Given exercise: Rewrite every line in the items below as a Markdown table with two columns, Number and Entry, numbering the rows and leaving out any blank lines.

----------

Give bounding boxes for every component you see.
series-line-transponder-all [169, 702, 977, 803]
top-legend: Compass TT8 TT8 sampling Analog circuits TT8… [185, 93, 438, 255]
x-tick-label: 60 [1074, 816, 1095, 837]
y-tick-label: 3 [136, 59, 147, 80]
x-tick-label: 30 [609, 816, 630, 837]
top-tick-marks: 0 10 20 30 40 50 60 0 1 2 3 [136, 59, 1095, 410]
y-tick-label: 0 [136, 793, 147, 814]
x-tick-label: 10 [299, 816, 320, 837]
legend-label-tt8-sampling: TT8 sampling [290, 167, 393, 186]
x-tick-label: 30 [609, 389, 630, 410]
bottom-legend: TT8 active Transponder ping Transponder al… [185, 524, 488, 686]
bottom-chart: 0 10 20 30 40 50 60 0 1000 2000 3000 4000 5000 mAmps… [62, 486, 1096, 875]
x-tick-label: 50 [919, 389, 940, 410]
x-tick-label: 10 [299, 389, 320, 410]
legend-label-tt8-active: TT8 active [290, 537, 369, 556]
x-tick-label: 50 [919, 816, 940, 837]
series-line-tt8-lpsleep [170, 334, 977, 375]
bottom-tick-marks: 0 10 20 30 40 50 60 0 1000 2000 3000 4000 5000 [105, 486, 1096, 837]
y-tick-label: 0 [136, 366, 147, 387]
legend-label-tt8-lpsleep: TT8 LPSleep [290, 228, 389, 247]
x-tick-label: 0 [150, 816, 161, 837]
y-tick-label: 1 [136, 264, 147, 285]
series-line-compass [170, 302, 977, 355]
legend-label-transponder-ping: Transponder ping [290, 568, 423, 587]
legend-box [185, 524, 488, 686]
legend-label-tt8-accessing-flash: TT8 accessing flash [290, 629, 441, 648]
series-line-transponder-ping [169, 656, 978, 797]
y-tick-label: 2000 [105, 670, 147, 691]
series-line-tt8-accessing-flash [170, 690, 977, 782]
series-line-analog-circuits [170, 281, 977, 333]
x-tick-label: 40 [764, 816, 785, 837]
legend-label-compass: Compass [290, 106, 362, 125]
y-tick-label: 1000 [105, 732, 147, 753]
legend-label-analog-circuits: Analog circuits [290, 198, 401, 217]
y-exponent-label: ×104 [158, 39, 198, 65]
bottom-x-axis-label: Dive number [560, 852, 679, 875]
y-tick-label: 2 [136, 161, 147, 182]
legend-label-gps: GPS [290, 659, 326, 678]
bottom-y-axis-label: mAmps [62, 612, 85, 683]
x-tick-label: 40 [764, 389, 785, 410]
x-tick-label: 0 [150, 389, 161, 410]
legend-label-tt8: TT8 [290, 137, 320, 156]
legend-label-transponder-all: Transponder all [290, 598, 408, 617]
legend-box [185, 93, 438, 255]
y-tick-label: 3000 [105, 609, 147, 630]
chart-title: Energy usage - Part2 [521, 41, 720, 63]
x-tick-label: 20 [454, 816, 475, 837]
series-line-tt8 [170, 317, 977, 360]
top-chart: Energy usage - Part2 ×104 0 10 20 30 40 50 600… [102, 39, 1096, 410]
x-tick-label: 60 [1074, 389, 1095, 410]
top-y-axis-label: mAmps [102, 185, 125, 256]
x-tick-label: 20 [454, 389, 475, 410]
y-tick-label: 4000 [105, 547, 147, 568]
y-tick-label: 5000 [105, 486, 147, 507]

----------

Answer:
| Number | Entry |
|---|---|
| 1 | Give bounding boxes for every component you see. |
| 2 | series-line-transponder-all [169, 702, 977, 803] |
| 3 | top-legend: Compass TT8 TT8 sampling Analog circuits TT8… [185, 93, 438, 255] |
| 4 | x-tick-label: 60 [1074, 816, 1095, 837] |
| 5 | y-tick-label: 3 [136, 59, 147, 80] |
| 6 | x-tick-label: 30 [609, 816, 630, 837] |
| 7 | top-tick-marks: 0 10 20 30 40 50 60 0 1 2 3 [136, 59, 1095, 410] |
| 8 | y-tick-label: 0 [136, 793, 147, 814] |
| 9 | x-tick-label: 10 [299, 816, 320, 837] |
| 10 | legend-label-tt8-sampling: TT8 sampling [290, 167, 393, 186] |
| 11 | x-tick-label: 30 [609, 389, 630, 410] |
| 12 | bottom-legend: TT8 active Transponder ping Transponder al… [185, 524, 488, 686] |
| 13 | bottom-chart: 0 10 20 30 40 50 60 0 1000 2000 3000 4000 5000 mAmps… [62, 486, 1096, 875] |
| 14 | x-tick-label: 50 [919, 389, 940, 410] |
| 15 | x-tick-label: 10 [299, 389, 320, 410] |
| 16 | legend-label-tt8-active: TT8 active [290, 537, 369, 556] |
| 17 | x-tick-label: 50 [919, 816, 940, 837] |
| 18 | series-line-tt8-lpsleep [170, 334, 977, 375] |
| 19 | bottom-tick-marks: 0 10 20 30 40 50 60 0 1000 2000 3000 4000 5000 [105, 486, 1096, 837] |
| 20 | y-tick-label: 0 [136, 366, 147, 387] |
| 21 | legend-label-tt8-lpsleep: TT8 LPSleep [290, 228, 389, 247] |
| 22 | x-tick-label: 0 [150, 816, 161, 837] |
| 23 | y-tick-label: 1 [136, 264, 147, 285] |
| 24 | series-line-compass [170, 302, 977, 355] |
| 25 | legend-label-transponder-ping: Transponder ping [290, 568, 423, 587] |
| 26 | legend-box [185, 524, 488, 686] |
| 27 | legend-label-tt8-accessing-flash: TT8 accessing flash [290, 629, 441, 648] |
| 28 | series-line-transponder-ping [169, 656, 978, 797] |
| 29 | y-tick-label: 2000 [105, 670, 147, 691] |
| 30 | series-line-tt8-accessing-flash [170, 690, 977, 782] |
| 31 | series-line-analog-circuits [170, 281, 977, 333] |
| 32 | x-tick-label: 40 [764, 816, 785, 837] |
| 33 | legend-label-compass: Compass [290, 106, 362, 125] |
| 34 | y-tick-label: 1000 [105, 732, 147, 753] |
| 35 | legend-label-analog-circuits: Analog circuits [290, 198, 401, 217] |
| 36 | y-exponent-label: ×104 [158, 39, 198, 65] |
| 37 | bottom-x-axis-label: Dive number [560, 852, 679, 875] |
| 38 | y-tick-label: 2 [136, 161, 147, 182] |
| 39 | legend-label-gps: GPS [290, 659, 326, 678] |
| 40 | bottom-y-axis-label: mAmps [62, 612, 85, 683] |
| 41 | x-tick-label: 40 [764, 389, 785, 410] |
| 42 | x-tick-label: 0 [150, 389, 161, 410] |
| 43 | legend-label-tt8: TT8 [290, 137, 320, 156] |
| 44 | legend-label-transponder-all: Transponder all [290, 598, 408, 617] |
| 45 | legend-box [185, 93, 438, 255] |
| 46 | y-tick-label: 3000 [105, 609, 147, 630] |
| 47 | chart-title: Energy usage - Part2 [521, 41, 720, 63] |
| 48 | x-tick-label: 20 [454, 816, 475, 837] |
| 49 | series-line-tt8 [170, 317, 977, 360] |
| 50 | top-chart: Energy usage - Part2 ×104 0 10 20 30 40 50 600… [102, 39, 1096, 410] |
| 51 | x-tick-label: 60 [1074, 389, 1095, 410] |
| 52 | top-y-axis-label: mAmps [102, 185, 125, 256] |
| 53 | x-tick-label: 20 [454, 389, 475, 410] |
| 54 | y-tick-label: 4000 [105, 547, 147, 568] |
| 55 | y-tick-label: 5000 [105, 486, 147, 507] |